▸ The problem
Which lines hold the word "mean"? Copy each one.

[Items from a dataset]
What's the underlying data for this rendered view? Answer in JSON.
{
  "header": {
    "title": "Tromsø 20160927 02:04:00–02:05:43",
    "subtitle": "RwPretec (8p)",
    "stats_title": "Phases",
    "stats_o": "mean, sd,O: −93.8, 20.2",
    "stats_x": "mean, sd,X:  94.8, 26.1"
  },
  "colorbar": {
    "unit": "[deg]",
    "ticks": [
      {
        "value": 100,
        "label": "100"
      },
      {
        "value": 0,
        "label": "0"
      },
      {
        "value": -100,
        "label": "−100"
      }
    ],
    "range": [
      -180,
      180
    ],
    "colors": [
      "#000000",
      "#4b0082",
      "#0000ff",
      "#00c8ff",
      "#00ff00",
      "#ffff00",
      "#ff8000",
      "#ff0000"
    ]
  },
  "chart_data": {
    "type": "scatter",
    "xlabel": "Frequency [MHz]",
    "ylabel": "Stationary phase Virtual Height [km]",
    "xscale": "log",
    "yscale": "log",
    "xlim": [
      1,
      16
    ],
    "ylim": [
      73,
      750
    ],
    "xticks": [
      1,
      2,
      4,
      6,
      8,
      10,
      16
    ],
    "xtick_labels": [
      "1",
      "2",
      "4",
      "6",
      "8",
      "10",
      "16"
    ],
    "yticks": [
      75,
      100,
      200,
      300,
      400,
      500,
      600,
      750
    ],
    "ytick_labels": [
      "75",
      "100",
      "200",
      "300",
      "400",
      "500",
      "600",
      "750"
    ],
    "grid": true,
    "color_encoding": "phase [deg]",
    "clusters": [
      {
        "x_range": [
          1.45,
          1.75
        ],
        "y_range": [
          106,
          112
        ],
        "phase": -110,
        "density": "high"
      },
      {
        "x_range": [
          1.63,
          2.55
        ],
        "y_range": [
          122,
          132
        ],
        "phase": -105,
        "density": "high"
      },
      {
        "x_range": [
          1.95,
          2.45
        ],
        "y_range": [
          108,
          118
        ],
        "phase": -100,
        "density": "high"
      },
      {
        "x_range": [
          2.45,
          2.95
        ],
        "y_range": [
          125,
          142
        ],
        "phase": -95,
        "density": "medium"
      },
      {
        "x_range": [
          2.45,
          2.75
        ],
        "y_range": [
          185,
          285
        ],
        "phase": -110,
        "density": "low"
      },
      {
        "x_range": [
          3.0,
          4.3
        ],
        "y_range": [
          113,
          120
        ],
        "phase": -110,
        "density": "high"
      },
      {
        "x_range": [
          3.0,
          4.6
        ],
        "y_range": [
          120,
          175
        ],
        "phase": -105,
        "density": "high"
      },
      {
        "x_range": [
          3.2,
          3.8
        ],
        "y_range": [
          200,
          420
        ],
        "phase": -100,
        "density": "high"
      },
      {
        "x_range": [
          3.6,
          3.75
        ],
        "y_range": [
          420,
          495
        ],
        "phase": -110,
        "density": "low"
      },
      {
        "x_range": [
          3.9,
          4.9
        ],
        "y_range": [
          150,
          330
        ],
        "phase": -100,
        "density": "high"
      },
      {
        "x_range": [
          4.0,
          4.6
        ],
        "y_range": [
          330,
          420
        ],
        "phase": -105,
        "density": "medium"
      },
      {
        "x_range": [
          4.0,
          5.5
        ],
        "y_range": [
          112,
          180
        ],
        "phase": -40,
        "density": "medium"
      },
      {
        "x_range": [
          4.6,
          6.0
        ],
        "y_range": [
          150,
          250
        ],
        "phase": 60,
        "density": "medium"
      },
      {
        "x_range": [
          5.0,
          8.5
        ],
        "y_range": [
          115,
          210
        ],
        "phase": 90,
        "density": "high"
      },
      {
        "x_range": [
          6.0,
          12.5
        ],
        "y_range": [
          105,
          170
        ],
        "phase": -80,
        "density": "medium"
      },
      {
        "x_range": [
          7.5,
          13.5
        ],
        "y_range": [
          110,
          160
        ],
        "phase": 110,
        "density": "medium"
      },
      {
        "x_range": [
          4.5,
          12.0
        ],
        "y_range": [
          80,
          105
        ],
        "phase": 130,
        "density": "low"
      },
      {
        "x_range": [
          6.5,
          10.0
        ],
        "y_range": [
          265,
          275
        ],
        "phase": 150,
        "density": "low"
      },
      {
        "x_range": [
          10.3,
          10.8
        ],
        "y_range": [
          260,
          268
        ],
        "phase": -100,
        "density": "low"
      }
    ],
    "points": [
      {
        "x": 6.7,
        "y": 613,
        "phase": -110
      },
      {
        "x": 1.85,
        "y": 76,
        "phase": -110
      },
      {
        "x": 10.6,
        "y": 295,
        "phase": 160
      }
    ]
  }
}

▸ Reply
    "stats_o": "mean, sd,O: −93.8, 20.2",
    "stats_x": "mean, sd,X:  94.8, 26.1"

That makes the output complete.